+++ TEXTO DE LECTURA +++

La puesta en servicio de Melonares se retrasa por la ausencia de las lluvias

  • La CHG tenía previsto que el agua alcanzara este invierno un tercio de su altura para poder comenzar a enviar agua hacia Sevilla a principios de 2009, pero el pantano apenas cuenta todavía con reservas

La ausencia casi total de lluvias en los meses de otoño y en lo que va de invierno podría provocar un retraso en la fecha prevista para que el pantano de Melonares comience a enviar agua hacia el sistema de abastecimiento de Sevilla y su área de influencia, a finales de este mismo año o principios de 2009. La obra de la nueva presa está ejecutada completamente desde finales del pasado verano y apenas tiene "un charco de agua" procedente de las pocas lluvias y escorrentías que ha recibido en los últimos meses, por lo que necesitaría unas precipitaciones muy por encima de la media para recuperar el tiempo perdido, según advirtió el director técnico de la Confederación Hidrográfica del Guadalquivir (CHG), Juan Saura.

El plan de llenado diseñado por la CHG establece tres fases durante las cuales se realizan las pruebas de resistencia para comprobar que el proceso de construcción ha sido el adecuado y que la infraestructura no tiene ningún problema. Estas tres fases se corresponden con tres tercios en que se ha dividido la altura del pantano, de forma que la primera fase se completará cuando el agua embalsada alcance este primer tercio de la altura. En ese momento, los técnicos realizan un primer análisis para comprobar la estabilidad de la presa, y no se permite la entrada de más agua hasta que se ha comprobado que los parámetros son correctos.

+++

QUÉ HACER -
A - Según el texto sobre el pantano de Melonares, ¿en cuántas fases se divide el plan de llenado de la CHG?
B - Sigue escribiendo el texto sobre el pantano de Melonares desde su última frase.

+++ DATOS EXTRAÍDOS +++

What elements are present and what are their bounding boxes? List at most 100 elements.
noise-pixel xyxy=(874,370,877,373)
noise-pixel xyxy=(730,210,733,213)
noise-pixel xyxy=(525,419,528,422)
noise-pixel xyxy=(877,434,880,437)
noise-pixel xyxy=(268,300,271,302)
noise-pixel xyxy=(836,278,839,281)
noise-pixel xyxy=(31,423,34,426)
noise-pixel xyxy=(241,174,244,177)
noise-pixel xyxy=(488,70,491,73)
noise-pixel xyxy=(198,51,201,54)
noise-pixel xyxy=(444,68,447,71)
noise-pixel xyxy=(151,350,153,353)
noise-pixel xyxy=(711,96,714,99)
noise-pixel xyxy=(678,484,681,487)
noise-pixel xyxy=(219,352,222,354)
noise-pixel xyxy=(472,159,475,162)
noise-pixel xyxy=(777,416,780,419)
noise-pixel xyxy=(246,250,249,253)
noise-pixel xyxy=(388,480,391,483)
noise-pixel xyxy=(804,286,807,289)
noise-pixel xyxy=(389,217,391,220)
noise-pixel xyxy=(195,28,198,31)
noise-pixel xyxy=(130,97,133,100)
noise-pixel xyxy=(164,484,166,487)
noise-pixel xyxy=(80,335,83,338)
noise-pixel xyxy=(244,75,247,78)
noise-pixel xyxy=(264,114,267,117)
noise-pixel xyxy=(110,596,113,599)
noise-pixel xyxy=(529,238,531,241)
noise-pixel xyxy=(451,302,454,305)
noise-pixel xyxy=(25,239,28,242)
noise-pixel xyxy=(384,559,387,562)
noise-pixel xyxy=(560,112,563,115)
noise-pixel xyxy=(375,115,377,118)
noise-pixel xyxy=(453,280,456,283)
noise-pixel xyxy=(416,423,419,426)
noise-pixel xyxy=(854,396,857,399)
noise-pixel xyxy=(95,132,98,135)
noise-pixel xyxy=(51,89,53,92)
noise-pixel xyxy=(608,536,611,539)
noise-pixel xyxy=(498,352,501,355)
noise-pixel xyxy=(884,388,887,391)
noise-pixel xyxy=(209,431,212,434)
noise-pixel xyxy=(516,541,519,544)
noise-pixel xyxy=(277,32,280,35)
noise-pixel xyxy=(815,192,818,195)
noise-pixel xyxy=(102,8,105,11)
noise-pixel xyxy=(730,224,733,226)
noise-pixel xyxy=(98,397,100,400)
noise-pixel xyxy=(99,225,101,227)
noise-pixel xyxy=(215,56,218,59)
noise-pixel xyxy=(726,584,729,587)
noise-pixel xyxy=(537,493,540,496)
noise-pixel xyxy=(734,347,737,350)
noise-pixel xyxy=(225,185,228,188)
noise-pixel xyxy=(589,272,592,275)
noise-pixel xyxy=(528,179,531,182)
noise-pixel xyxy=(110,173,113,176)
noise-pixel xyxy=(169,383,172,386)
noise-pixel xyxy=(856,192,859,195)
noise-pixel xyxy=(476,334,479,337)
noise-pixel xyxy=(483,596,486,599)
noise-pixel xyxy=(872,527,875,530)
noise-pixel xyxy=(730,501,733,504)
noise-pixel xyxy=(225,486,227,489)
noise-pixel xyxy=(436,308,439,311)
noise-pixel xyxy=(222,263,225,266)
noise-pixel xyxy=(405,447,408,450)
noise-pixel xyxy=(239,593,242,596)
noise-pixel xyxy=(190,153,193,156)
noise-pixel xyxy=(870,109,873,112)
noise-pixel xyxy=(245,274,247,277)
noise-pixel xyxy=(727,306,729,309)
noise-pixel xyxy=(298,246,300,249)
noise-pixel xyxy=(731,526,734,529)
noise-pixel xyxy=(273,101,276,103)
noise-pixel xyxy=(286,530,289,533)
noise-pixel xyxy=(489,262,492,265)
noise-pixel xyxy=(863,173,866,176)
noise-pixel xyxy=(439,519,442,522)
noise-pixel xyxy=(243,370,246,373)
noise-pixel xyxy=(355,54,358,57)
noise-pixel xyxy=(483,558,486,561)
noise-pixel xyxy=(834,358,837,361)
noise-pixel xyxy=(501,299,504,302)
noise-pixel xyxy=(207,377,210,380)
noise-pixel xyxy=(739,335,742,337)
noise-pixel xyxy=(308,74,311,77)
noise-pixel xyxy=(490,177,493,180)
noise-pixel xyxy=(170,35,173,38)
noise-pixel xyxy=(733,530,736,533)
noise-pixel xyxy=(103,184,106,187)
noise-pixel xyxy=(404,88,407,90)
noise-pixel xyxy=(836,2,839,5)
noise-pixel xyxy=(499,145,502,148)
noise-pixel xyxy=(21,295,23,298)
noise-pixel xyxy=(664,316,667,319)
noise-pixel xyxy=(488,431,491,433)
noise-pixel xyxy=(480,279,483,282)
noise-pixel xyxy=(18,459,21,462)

+++

RESPUESTAS DEL EJERCICIO -
A - En tres fases.

B -
En principio, los planes de la CHG contemplaban que este primer tercio de llenado del embalse estuviera completado en este mismo invierno con un volumen de precipitaciones similar a la media histórica. Sin embargo, el pasado otoño y, sobre todo, este invierno se sitúan entre los más secos de las últimas décadas en Sevilla, por lo que el pantano apenas tiene una ligera cobertura de agua. Es decir, prácticamente vacío.

Juan Saura explicó, asimismo, que los planes de la CHG pasan por poner Melonares a disposición de la entidad que lo gestione -el organismo de cuenca aún no ha decidido a quién se lo va a conceder, aunque ya ha rechazado la solicitud de Emasesa- en el momento en que se complete esta primera fase de llenado, puesto que en ese caso el agua alcanzará también la altura del canal de riego del Viar, encargado de conducir el agua hacia el sistema de abastecimiento de Emasesa, que sí recibirá el agua en su planta de tratamiento de El Carambolo.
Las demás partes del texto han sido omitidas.